» **The task**:
Search the data for the string "Layanan" and gather each line it is in.

» **Exercise materials**:
————
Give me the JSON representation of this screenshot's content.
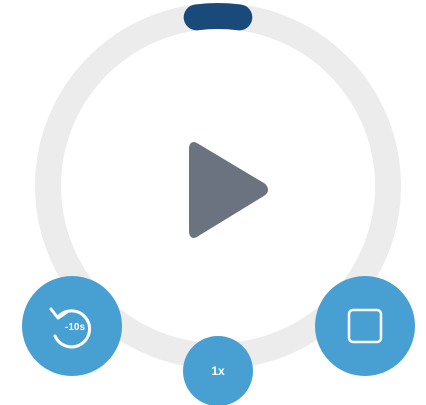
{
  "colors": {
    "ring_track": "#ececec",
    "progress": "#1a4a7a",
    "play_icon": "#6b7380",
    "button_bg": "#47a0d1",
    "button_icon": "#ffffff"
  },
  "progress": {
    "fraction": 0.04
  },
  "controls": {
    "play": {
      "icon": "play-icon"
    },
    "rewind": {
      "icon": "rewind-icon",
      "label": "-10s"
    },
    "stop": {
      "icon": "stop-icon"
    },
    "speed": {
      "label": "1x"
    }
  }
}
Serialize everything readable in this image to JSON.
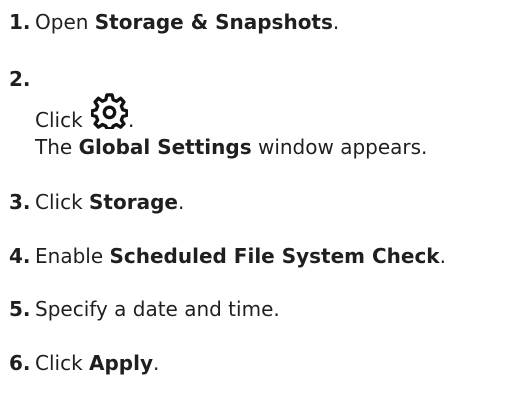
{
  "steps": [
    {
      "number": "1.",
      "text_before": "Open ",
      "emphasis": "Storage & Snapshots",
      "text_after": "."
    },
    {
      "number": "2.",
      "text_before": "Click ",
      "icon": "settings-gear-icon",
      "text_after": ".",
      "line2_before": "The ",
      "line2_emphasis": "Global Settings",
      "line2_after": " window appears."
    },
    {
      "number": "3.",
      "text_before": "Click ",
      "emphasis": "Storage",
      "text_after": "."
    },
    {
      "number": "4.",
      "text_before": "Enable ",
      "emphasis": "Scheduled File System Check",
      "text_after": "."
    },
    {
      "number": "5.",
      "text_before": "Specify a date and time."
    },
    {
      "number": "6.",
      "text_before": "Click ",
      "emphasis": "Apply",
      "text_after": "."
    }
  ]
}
————
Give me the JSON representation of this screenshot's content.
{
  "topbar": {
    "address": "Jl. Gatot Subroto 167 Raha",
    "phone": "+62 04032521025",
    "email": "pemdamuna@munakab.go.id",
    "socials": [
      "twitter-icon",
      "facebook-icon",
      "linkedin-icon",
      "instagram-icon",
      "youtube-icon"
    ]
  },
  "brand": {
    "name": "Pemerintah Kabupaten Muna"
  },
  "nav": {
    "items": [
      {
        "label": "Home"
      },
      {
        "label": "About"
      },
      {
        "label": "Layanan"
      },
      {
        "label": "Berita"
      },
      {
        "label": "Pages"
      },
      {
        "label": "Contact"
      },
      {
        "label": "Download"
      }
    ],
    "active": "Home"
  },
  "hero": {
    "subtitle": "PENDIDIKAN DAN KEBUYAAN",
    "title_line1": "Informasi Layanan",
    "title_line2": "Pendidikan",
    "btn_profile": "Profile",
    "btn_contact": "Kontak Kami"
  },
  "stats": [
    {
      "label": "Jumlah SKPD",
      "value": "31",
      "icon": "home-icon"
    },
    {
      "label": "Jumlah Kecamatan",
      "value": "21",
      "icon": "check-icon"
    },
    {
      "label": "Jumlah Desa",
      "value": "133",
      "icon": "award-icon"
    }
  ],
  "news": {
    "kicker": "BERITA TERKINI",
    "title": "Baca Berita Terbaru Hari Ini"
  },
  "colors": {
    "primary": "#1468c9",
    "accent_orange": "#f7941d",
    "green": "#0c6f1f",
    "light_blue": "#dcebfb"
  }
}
————
» **Solution for this problem**:
        "label": "Layanan"
    "title_line1": "Informasi Layanan",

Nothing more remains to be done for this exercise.